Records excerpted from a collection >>
○ ○ ○ ○ ○ ○ ○
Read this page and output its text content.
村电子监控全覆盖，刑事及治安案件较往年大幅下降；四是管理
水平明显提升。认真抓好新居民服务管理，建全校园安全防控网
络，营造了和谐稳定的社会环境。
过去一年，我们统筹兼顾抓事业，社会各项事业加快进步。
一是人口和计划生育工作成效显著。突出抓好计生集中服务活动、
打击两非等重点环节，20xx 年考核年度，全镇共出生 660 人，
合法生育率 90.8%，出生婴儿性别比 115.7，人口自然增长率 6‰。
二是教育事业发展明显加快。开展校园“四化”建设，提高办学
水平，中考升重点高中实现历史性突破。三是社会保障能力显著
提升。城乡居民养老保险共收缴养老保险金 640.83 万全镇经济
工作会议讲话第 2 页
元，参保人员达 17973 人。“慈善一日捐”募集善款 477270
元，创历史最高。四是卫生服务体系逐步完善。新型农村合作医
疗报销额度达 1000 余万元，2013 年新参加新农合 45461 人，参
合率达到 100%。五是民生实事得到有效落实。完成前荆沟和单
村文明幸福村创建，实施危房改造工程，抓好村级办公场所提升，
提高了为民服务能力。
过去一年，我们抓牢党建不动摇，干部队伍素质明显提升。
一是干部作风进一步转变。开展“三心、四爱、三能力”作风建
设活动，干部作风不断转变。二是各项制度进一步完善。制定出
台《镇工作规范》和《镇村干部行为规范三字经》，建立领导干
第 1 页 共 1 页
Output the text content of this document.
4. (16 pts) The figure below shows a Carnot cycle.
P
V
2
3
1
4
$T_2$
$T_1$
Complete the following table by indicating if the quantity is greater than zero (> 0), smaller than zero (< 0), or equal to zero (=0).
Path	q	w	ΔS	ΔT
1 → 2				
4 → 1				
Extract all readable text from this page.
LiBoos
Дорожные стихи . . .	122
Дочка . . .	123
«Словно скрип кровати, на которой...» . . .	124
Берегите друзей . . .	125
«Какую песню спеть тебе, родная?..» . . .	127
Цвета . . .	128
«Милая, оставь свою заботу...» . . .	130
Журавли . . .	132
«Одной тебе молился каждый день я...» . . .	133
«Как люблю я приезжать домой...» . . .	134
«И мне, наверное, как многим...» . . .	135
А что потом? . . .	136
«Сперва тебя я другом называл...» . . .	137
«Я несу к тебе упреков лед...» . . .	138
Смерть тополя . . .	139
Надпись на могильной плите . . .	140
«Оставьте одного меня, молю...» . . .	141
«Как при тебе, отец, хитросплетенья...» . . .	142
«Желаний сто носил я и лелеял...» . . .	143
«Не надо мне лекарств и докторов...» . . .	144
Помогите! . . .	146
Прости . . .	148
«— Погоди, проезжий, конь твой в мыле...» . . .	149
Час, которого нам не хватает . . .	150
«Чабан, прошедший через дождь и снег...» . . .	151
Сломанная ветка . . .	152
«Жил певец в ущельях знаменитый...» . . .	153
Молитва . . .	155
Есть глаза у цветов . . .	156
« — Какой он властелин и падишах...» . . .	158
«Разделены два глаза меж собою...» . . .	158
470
○ ○ ○ ○ ○ ○ ○
Written exercise >> Search the entries for the word "page", then gather every line that has it.

In response >>
Read this page and output its text content.
Extract all readable text from this page.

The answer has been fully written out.